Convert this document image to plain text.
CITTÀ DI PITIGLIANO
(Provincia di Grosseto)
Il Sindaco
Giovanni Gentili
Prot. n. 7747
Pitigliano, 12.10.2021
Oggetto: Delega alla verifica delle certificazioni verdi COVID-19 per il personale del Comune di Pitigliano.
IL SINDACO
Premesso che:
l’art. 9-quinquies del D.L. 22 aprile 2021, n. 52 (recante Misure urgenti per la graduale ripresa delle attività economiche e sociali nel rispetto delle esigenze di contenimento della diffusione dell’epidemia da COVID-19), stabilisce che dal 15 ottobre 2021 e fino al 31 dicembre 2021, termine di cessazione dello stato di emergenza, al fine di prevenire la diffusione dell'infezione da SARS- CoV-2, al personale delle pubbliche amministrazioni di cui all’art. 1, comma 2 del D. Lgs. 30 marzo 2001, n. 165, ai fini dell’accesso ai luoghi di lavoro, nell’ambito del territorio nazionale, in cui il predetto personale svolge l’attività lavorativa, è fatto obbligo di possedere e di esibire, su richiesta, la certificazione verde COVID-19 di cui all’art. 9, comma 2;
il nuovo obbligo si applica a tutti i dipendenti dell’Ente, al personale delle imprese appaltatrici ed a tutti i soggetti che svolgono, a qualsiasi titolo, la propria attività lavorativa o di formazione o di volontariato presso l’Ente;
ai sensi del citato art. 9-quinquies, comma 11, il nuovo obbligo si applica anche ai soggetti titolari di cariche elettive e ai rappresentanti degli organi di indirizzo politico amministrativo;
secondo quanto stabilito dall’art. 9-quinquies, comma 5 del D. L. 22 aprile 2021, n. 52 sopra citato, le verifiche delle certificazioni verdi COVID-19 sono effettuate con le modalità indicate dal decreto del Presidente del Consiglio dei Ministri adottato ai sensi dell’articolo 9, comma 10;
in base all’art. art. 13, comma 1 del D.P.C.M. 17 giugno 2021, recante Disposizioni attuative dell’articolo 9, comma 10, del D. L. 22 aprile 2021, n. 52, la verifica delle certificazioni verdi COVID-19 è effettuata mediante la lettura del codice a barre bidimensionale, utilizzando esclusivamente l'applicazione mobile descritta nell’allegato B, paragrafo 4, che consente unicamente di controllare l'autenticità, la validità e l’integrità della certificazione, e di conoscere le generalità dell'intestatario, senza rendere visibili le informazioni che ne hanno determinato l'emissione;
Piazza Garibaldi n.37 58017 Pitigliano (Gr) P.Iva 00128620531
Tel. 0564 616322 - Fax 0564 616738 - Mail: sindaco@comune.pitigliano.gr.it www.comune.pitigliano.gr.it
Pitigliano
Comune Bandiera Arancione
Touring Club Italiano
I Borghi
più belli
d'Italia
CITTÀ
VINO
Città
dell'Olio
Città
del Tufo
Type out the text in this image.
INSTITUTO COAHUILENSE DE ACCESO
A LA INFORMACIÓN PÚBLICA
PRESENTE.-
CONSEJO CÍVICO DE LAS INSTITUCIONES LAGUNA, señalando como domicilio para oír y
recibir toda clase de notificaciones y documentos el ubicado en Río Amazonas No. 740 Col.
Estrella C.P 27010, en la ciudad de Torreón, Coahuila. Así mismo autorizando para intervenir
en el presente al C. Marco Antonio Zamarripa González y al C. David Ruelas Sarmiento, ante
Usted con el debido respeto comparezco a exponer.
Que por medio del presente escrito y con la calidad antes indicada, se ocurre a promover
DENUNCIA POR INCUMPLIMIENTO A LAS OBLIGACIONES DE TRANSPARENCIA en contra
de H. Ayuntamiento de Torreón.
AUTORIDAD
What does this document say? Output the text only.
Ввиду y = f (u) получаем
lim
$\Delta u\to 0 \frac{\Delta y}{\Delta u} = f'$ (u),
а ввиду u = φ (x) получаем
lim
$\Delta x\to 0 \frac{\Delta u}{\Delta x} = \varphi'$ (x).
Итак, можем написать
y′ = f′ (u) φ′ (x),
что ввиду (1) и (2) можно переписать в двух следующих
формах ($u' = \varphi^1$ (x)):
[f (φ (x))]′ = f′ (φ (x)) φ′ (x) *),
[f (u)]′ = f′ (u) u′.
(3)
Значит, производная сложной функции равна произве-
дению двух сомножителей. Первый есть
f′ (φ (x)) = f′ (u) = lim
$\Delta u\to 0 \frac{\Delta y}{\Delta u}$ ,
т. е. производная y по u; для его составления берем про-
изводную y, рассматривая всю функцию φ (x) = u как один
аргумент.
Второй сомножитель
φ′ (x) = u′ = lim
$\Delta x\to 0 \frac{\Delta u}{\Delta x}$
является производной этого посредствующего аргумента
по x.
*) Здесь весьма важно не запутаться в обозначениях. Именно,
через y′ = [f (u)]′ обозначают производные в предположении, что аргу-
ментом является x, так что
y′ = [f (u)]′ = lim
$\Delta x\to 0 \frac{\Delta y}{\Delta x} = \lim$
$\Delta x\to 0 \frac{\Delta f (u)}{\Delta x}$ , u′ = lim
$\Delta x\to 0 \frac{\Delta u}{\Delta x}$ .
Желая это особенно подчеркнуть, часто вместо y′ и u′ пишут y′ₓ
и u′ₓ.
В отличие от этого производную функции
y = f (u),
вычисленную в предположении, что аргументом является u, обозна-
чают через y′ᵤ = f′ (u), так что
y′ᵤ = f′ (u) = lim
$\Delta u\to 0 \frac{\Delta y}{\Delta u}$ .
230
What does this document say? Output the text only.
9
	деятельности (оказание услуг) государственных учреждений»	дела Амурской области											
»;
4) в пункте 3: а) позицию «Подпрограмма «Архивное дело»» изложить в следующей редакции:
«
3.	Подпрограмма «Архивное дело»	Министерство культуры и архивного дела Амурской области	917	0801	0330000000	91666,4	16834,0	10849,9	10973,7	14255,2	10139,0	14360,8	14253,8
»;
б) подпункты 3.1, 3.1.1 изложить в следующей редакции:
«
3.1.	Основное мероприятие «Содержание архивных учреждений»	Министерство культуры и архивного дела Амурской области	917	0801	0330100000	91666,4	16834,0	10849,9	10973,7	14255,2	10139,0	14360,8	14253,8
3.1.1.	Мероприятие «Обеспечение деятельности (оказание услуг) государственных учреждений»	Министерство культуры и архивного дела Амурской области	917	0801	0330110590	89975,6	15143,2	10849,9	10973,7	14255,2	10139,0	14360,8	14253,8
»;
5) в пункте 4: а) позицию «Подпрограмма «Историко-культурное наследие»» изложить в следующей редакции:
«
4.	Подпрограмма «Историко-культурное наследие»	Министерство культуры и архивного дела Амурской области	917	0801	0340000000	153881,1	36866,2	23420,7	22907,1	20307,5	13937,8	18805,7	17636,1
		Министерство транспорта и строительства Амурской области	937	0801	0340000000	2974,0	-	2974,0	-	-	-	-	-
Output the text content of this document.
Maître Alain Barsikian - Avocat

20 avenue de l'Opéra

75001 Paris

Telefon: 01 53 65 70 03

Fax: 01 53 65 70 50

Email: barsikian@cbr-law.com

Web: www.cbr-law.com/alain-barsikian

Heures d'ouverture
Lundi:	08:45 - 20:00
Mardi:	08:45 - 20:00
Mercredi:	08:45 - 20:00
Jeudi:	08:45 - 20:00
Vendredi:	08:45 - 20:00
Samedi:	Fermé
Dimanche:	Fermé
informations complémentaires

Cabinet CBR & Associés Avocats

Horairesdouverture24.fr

################

Every line from the one containing "Output the text content of this document." through the last line must be copied exactly; leave out the rest.

Complete output:
Output the text content of this document.
Maître Alain Barsikian - Avocat

20 avenue de l'Opéra

75001 Paris

Telefon: 01 53 65 70 03

Fax: 01 53 65 70 50

Email: barsikian@cbr-law.com

Web: www.cbr-law.com/alain-barsikian

Heures d'ouverture
Lundi:	08:45 - 20:00
Mardi:	08:45 - 20:00
Mercredi:	08:45 - 20:00
Jeudi:	08:45 - 20:00
Vendredi:	08:45 - 20:00
Samedi:	Fermé
Dimanche:	Fermé
informations complémentaires

Cabinet CBR & Associés Avocats

Horairesdouverture24.fr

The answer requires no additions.